▸ INSTRUCTIONS FOR THE TASK: Go through the data below. Pull out every line that has the word "بهتر".

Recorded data
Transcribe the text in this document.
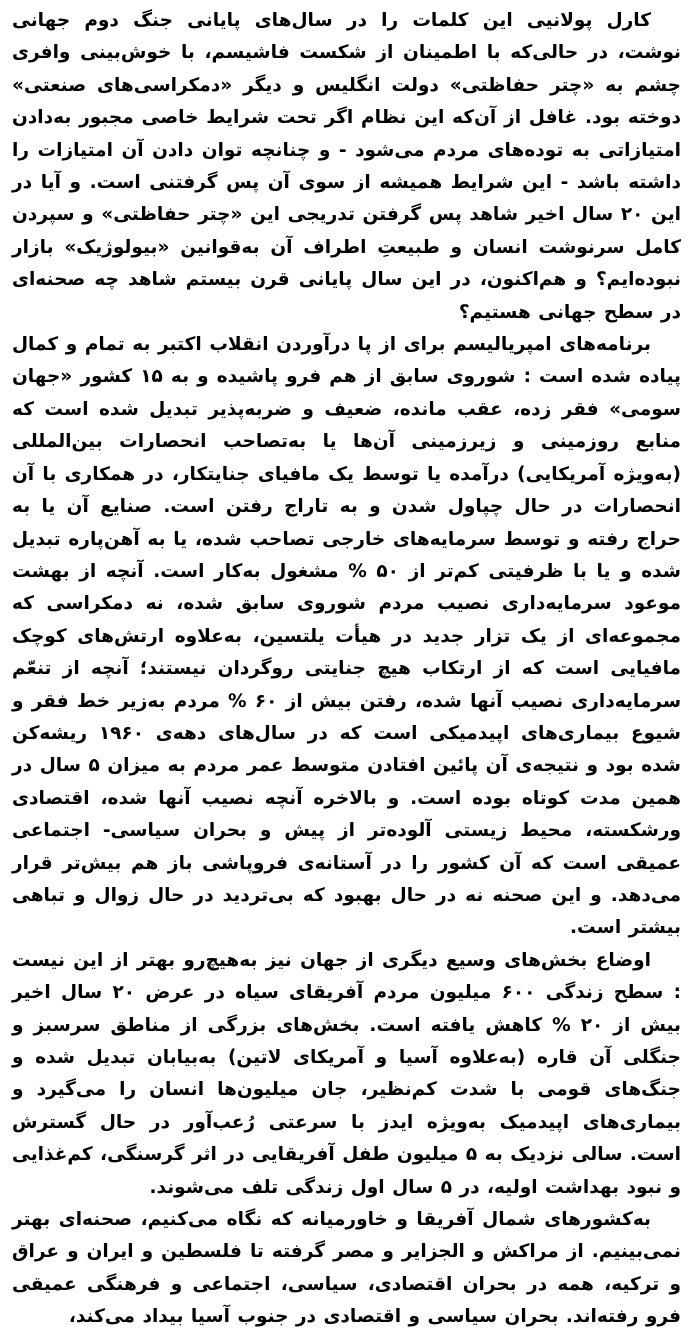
کارل پولانیی این کلمات را در سال‌های پایانی جنگ دوم جهانی نوشت، در حالی‌که با اطمینان از شکست فاشیسم، با خوش‌بینی وافری چشم به «چتر حفاظتی» دولت انگلیس و دیگر «دمکراسی‌های صنعتی» دوخته بود. غافل از آن‌که این نظام اگر تحت شرایط خاصی مجبور به‌دادن امتیازاتی به توده‌های مردم می‌شود - و چنانچه توان دادن آن امتیازات را داشته باشد - این شرایط همیشه از سوی آن پس گرفتنی است. و آیا در این ۲۰ سال اخیر شاهد پس گرفتن تدریجی این «چتر حفاظتی» و سپردن کامل سرنوشت انسان و طبیعتِ اطراف آن به‌قوانین «بیولوژیک» بازار نبوده‌ایم؟ و هم‌اکنون، در این سال پایانی قرن بیستم شاهد چه صحنه‌ای در سطح جهانی هستیم؟

برنامه‌های امپریالیسم برای از پا درآوردن انقلاب اکتبر به تمام و کمال پیاده شده است : شوروی سابق از هم فرو پاشیده و به ۱۵ کشور «جهان سومی» فقر زده، عقب مانده، ضعیف و ضربه‌پذیر تبدیل شده است که منابع روزمینی و زیرزمینی آن‌ها یا به‌تصاحب انحصارات بین‌المللی (به‌ویژه آمریکایی) درآمده یا توسط یک مافیای جنایتکار، در همکاری با آن انحصارات در حال چپاول شدن و به تاراج رفتن است. صنایع آن یا به حراج رفته و توسط سرمایه‌های خارجی تصاحب شده، یا به آهن‌پاره تبدیل شده و یا با ظرفیتی کم‌تر از ۵۰ % مشغول به‌کار است. آنچه از بهشت موعود سرمایه‌داری نصیب مردم شوروی سابق شده، نه دمکراسی که مجموعه‌ای از یک تزار جدید در هیأت یلتسین، به‌علاوه ارتش‌های کوچک مافیایی است که از ارتکاب هیچ جنایتی روگردان نیستند؛ آنچه از تنعّم سرمایه‌داری نصیب آنها شده، رفتن بیش از ۶۰ % مردم به‌زیر خط فقر و شیوع بیماری‌های اپیدمیکی است که در سال‌های دهه‌ی ۱۹۶۰ ریشه‌کن شده بود و نتیجه‌ی آن پائین افتادن متوسط عمر مردم به میزان ۵ سال در همین مدت کوتاه بوده است. و بالاخره آنچه نصیب آنها شده، اقتصادی ورشکسته، محیط زیستی آلوده‌تر از پیش و بحران سیاسی- اجتماعی عمیقی است که آن کشور را در آستانه‌ی فروپاشی باز هم بیش‌تر قرار می‌دهد. و این صحنه نه در حال بهبود که بی‌تردید در حال زوال و تباهی بیشتر است.

اوضاع بخش‌های وسیع دیگری از جهان نیز به‌هیچ‌رو بهتر از این نیست : سطح زندگی ۶۰۰ میلیون مردم آفریقای سیاه در عرض ۲۰ سال اخیر بیش از ۲۰ % کاهش یافته است. بخش‌های بزرگی از مناطق سرسبز و جنگلی آن قاره (به‌علاوه آسیا و آمریکای لاتین) به‌بیابان تبدیل شده و جنگ‌های قومی با شدت کم‌نظیر، جان میلیون‌ها انسان را می‌گیرد و بیماری‌های اپیدمیک به‌ویژه ایدز با سرعتی رُعب‌آور در حال گسترش است. سالی نزدیک به ۵ میلیون طفل آفریقایی در اثر گرسنگی، کم‌غذایی و نبود بهداشت اولیه، در ۵ سال اول زندگی تلف می‌شوند.

به‌کشورهای شمال آفریقا و خاورمیانه که نگاه می‌کنیم، صحنه‌ای بهتر نمی‌بینیم. از مراکش و الجزایر و مصر گرفته تا فلسطین و ایران و عراق و ترکیه، همه در بحران اقتصادی، سیاسی، اجتماعی و فرهنگی عمیقی فرو رفته‌اند. بحران سیاسی و اقتصادی در جنوب آسیا بیداد می‌کند،
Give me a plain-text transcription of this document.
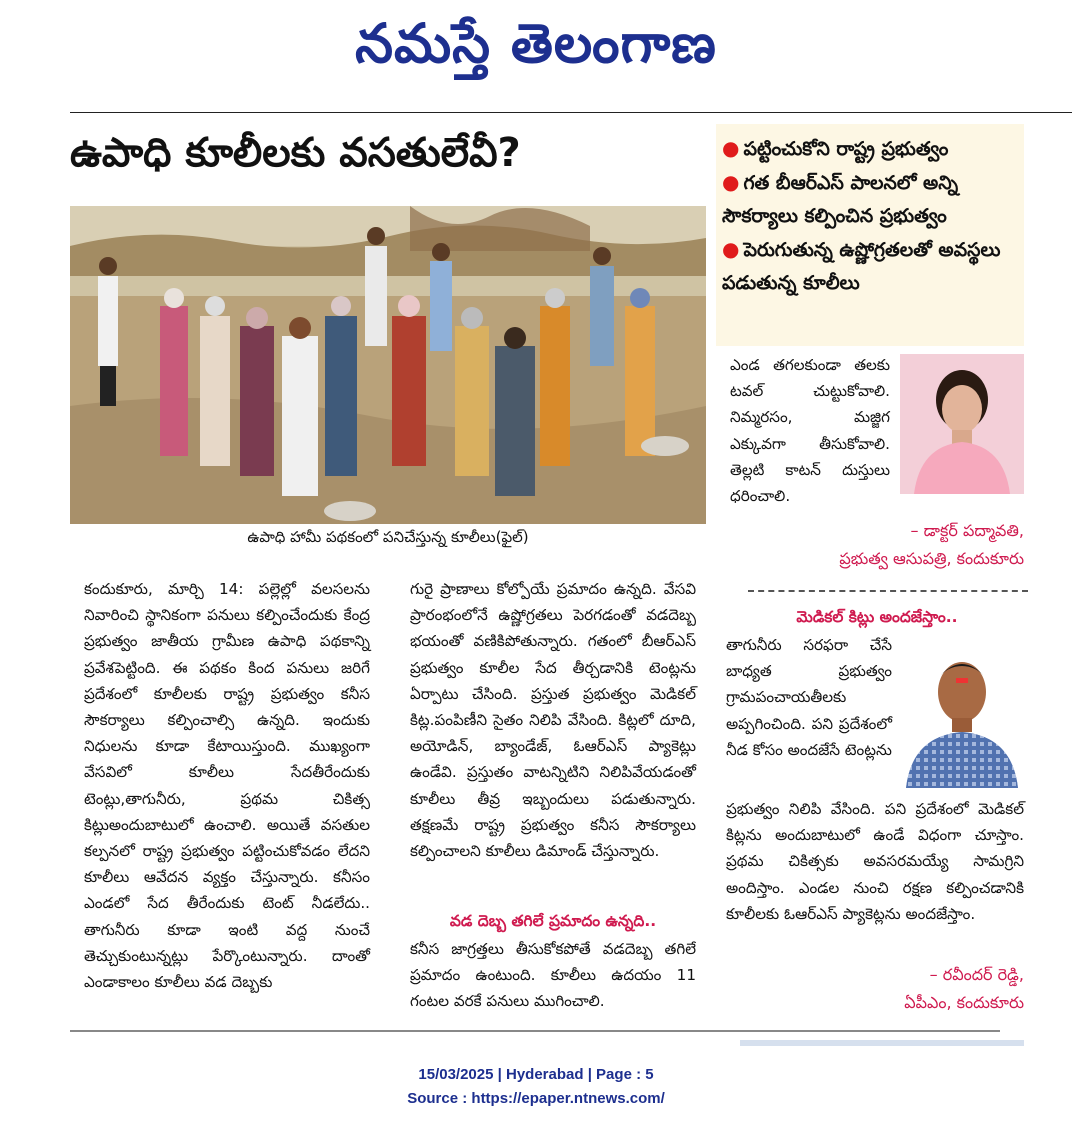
నమస్తే తెలంగాణ
ఉపాధి కూలీలకు వసతులేవీ?
ఉపాధి హామీ పథకంలో పనిచేస్తున్న కూలీలు(ఫైల్)
● పట్టించుకోని రాష్ట్ర ప్రభుత్వం
● గత బీఆర్ఎస్ పాలనలో అన్ని సౌకర్యాలు కల్పించిన ప్రభుత్వం
● పెరుగుతున్న ఉష్ణోగ్రతలతో అవస్థలు పడుతున్న కూలీలు
ఎండ తగలకుండా తలకు టవల్ చుట్టుకోవాలి. నిమ్మరసం, మజ్జిగ ఎక్కువగా తీసుకోవాలి. తెల్లటి కాటన్ దుస్తులు ధరించాలి.
– డాక్టర్ పద్మావతి,
ప్రభుత్వ ఆసుపత్రి, కందుకూరు
మెడికల్ కిట్లు అందజేస్తాం..
తాగునీరు సరఫరా చేసే బాధ్యత ప్రభుత్వం గ్రామపంచాయతీలకు అప్పగించింది. పని ప్రదేశంలో నీడ కోసం అందజేసే టెంట్లను
ప్రభుత్వం నిలిపి వేసింది. పని ప్రదేశంలో మెడికల్ కిట్లను అందుబాటులో ఉండే విధంగా చూస్తాం. ప్రథమ చికిత్సకు అవసరమయ్యే సామగ్రిని అందిస్తాం. ఎండల నుంచి రక్షణ కల్పించడానికి కూలీలకు ఓఆర్ఎస్ ప్యాకెట్లను అందజేస్తాం.
– రవీందర్ రెడ్డి,
ఏపీఎం, కందుకూరు
కందుకూరు, మార్చి 14: పల్లెల్లో వలసలను నివారించి స్థానికంగా పనులు కల్పించేందుకు కేంద్ర ప్రభుత్వం జాతీయ గ్రామీణ ఉపాధి పథకాన్ని ప్రవేశపెట్టింది. ఈ పథకం కింద పనులు జరిగే ప్రదేశంలో కూలీలకు రాష్ట్ర ప్రభుత్వం కనీస సౌకర్యాలు కల్పించాల్సి ఉన్నది. ఇందుకు నిధులను కూడా కేటాయిస్తుంది. ముఖ్యంగా వేసవిలో కూలీలు సేదతీరేందుకు టెంట్లు,తాగునీరు, ప్రథమ చికిత్స కిట్లుఅందుబాటులో ఉంచాలి. అయితే వసతుల కల్పనలో రాష్ట్ర ప్రభుత్వం పట్టించుకోవడం లేదని కూలీలు ఆవేదన వ్యక్తం చేస్తున్నారు. కనీసం ఎండలో సేద తీరేందుకు టెంట్ నీడలేదు.. తాగునీరు కూడా ఇంటి వద్ద నుంచే తెచ్చుకుంటున్నట్లు పేర్కొంటున్నారు. దాంతో ఎండాకాలం కూలీలు వడ దెబ్బకు
గురై ప్రాణాలు కోల్పోయే ప్రమాదం ఉన్నది. వేసవి ప్రారంభంలోనే ఉష్ణోగ్రతలు పెరగడంతో వడదెబ్బ భయంతో వణికిపోతున్నారు. గతంలో బీఆర్ఎస్ ప్రభుత్వం కూలీల సేద తీర్చడానికి టెంట్లను ఏర్పాటు చేసింది. ప్రస్తుత ప్రభుత్వం మెడికల్ కిట్ల.పంపిణీని సైతం నిలిపి వేసింది. కిట్లలో దూది, అయోడిన్, బ్యాండేజ్, ఓఆర్ఎస్ ప్యాకెట్లు ఉండేవి. ప్రస్తుతం వాటన్నిటిని నిలిపివేయడంతో కూలీలు తీవ్ర ఇబ్బందులు పడుతున్నారు. తక్షణమే రాష్ట్ర ప్రభుత్వం కనీస సౌకర్యాలు కల్పించాలని కూలీలు డిమాండ్ చేస్తున్నారు.
వడ దెబ్బ తగిలే ప్రమాదం ఉన్నది..
కనీస జాగ్రత్తలు తీసుకోకపోతే వడదెబ్బ తగిలే ప్రమాదం ఉంటుంది. కూలీలు ఉదయం 11 గంటల వరకే పనులు ముగించాలి.
15/03/2025 | Hyderabad | Page : 5
Source : https://epaper.ntnews.com/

▸ TASK ANSWER:
اوضاع بخش‌های وسیع دیگری از جهان نیز به‌هیچ‌رو بهتر از این نیست : سطح زندگی ۶۰۰ میلیون مردم آفریقای سیاه در عرض ۲۰ سال اخیر بیش از ۲۰ % کاهش یافته است. بخش‌های بزرگی از مناطق سرسبز و جنگلی آن قاره (به‌علاوه آسیا و آمریکای لاتین) به‌بیابان تبدیل شده و جنگ‌های قومی با شدت کم‌نظیر، جان میلیون‌ها انسان را می‌گیرد و بیماری‌های اپیدمیک به‌ویژه ایدز با سرعتی رُعب‌آور در حال گسترش است. سالی نزدیک به ۵ میلیون طفل آفریقایی در اثر گرسنگی، کم‌غذایی و نبود بهداشت اولیه، در ۵ سال اول زندگی تلف می‌شوند.
به‌کشورهای شمال آفریقا و خاورمیانه که نگاه می‌کنیم، صحنه‌ای بهتر نمی‌بینیم. از مراکش و الجزایر و مصر گرفته تا فلسطین و ایران و عراق و ترکیه، همه در بحران اقتصادی، سیاسی، اجتماعی و فرهنگی عمیقی فرو رفته‌اند. بحران سیاسی و اقتصادی در جنوب آسیا بیداد می‌کند،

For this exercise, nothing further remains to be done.